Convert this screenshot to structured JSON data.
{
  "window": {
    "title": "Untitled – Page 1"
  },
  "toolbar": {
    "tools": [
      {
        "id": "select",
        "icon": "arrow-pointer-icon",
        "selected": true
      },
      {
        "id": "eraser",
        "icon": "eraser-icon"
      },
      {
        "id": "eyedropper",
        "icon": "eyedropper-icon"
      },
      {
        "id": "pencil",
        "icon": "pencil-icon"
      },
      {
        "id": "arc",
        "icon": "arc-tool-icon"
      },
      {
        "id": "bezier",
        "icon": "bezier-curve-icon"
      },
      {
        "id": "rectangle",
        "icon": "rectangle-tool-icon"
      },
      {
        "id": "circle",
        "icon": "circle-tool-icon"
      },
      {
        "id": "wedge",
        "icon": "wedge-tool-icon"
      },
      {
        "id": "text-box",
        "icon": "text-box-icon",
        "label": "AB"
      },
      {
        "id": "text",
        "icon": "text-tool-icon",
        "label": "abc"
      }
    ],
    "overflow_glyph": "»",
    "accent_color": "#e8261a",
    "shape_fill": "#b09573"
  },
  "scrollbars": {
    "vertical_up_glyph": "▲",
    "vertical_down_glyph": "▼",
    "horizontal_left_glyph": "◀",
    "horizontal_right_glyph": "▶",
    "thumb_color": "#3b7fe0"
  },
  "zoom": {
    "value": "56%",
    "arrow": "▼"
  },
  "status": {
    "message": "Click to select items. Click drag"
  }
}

## Direction:
Reproduce the material exactly, with every line intact.

## Solution to the exercise:
Convert this screenshot to structured JSON data.
{
  "window": {
    "title": "Untitled – Page 1"
  },
  "toolbar": {
    "tools": [
      {
        "id": "select",
        "icon": "arrow-pointer-icon",
        "selected": true
      },
      {
        "id": "eraser",
        "icon": "eraser-icon"
      },
      {
        "id": "eyedropper",
        "icon": "eyedropper-icon"
      },
      {
        "id": "pencil",
        "icon": "pencil-icon"
      },
      {
        "id": "arc",
        "icon": "arc-tool-icon"
      },
      {
        "id": "bezier",
        "icon": "bezier-curve-icon"
      },
      {
        "id": "rectangle",
        "icon": "rectangle-tool-icon"
      },
      {
        "id": "circle",
        "icon": "circle-tool-icon"
      },
      {
        "id": "wedge",
        "icon": "wedge-tool-icon"
      },
      {
        "id": "text-box",
        "icon": "text-box-icon",
        "label": "AB"
      },
      {
        "id": "text",
        "icon": "text-tool-icon",
        "label": "abc"
      }
    ],
    "overflow_glyph": "»",
    "accent_color": "#e8261a",
    "shape_fill": "#b09573"
  },
  "scrollbars": {
    "vertical_up_glyph": "▲",
    "vertical_down_glyph": "▼",
    "horizontal_left_glyph": "◀",
    "horizontal_right_glyph": "▶",
    "thumb_color": "#3b7fe0"
  },
  "zoom": {
    "value": "56%",
    "arrow": "▼"
  },
  "status": {
    "message": "Click to select items. Click drag"
  }
}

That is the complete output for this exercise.